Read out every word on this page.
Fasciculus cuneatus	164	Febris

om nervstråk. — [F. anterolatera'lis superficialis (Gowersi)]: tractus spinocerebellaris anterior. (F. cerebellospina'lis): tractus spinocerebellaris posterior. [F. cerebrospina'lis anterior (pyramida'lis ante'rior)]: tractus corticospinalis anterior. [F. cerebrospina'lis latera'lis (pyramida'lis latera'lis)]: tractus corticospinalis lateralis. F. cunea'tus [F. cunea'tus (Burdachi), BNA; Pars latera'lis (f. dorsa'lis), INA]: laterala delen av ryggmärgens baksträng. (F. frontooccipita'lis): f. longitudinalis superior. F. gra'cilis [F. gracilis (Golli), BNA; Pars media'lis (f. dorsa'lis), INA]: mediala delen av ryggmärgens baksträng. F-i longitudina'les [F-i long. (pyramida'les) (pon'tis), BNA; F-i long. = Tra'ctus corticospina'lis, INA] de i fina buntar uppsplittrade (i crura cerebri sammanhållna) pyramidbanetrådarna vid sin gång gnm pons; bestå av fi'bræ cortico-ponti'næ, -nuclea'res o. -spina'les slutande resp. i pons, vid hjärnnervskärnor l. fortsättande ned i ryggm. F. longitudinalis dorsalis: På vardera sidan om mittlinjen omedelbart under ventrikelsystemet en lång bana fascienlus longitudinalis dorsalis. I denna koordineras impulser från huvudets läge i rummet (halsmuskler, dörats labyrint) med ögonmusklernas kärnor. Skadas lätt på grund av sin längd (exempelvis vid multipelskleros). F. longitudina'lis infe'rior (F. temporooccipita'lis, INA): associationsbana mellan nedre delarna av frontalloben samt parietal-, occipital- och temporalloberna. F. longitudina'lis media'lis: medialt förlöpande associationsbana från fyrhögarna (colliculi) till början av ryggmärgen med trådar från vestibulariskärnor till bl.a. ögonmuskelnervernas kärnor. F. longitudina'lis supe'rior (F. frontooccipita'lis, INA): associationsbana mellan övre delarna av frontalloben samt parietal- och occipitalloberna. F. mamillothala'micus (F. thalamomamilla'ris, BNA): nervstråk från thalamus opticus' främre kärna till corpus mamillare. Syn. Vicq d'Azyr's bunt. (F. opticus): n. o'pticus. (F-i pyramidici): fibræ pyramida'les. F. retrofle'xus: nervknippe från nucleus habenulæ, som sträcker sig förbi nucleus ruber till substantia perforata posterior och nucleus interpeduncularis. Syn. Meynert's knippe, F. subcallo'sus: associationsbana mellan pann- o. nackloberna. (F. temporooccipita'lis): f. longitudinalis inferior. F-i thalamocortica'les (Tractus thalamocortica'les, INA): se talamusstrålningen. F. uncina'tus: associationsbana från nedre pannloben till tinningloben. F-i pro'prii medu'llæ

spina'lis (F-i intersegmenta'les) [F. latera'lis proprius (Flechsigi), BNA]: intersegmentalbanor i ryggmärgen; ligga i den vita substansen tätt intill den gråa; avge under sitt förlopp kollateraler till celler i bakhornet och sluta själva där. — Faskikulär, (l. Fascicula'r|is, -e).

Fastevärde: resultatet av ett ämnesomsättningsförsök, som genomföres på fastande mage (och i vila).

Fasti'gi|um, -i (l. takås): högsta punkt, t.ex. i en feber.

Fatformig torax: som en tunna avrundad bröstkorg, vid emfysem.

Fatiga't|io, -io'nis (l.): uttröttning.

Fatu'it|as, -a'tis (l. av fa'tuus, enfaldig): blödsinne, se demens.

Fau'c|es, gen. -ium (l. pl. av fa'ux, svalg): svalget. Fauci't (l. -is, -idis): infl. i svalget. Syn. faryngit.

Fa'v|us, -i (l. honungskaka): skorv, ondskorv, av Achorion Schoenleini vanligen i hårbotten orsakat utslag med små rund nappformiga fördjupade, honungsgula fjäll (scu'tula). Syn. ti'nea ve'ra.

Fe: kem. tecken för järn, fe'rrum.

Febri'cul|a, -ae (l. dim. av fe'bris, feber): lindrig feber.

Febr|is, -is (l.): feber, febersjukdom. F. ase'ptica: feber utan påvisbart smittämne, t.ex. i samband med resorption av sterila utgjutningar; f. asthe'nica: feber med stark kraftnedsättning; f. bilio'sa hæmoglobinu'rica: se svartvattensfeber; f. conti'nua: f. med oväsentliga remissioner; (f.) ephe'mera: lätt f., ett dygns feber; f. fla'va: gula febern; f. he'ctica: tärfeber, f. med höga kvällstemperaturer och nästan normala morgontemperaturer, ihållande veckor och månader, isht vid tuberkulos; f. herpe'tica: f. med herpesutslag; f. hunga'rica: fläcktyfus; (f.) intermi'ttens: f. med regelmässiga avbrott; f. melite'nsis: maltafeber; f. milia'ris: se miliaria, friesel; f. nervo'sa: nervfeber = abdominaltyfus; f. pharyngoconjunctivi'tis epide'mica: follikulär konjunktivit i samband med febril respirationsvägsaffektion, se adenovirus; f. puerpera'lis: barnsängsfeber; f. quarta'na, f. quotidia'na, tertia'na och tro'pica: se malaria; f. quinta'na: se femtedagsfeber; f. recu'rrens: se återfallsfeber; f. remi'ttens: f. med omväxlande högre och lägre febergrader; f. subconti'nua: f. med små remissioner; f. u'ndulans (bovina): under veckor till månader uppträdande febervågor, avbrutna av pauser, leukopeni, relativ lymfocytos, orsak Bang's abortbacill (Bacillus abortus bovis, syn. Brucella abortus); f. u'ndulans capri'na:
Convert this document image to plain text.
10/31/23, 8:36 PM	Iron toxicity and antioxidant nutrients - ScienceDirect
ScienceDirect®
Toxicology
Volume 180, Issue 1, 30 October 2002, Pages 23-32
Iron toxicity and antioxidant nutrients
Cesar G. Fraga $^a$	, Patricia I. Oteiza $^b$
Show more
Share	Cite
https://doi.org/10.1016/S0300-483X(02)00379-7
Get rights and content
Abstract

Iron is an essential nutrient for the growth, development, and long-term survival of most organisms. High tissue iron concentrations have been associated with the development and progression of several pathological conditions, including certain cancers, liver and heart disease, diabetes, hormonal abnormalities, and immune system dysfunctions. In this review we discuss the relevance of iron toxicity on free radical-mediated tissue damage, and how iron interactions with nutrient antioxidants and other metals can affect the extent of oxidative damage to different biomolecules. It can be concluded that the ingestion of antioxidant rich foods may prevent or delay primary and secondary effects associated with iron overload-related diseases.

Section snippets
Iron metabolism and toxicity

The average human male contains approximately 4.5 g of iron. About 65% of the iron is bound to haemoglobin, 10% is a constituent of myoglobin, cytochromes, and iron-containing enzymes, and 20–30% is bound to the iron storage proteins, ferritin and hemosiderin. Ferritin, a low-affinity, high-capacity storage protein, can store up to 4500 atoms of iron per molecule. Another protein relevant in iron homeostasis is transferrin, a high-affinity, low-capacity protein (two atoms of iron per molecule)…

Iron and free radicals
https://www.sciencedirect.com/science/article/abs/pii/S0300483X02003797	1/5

**WHAT THE TASK ASKS**
Show the lines of the records that contain the word "nutrients".

**ANSWER FOR THE TASK**
10/31/23, 8:36 PM	Iron toxicity and antioxidant nutrients - ScienceDirect
Iron toxicity and antioxidant nutrients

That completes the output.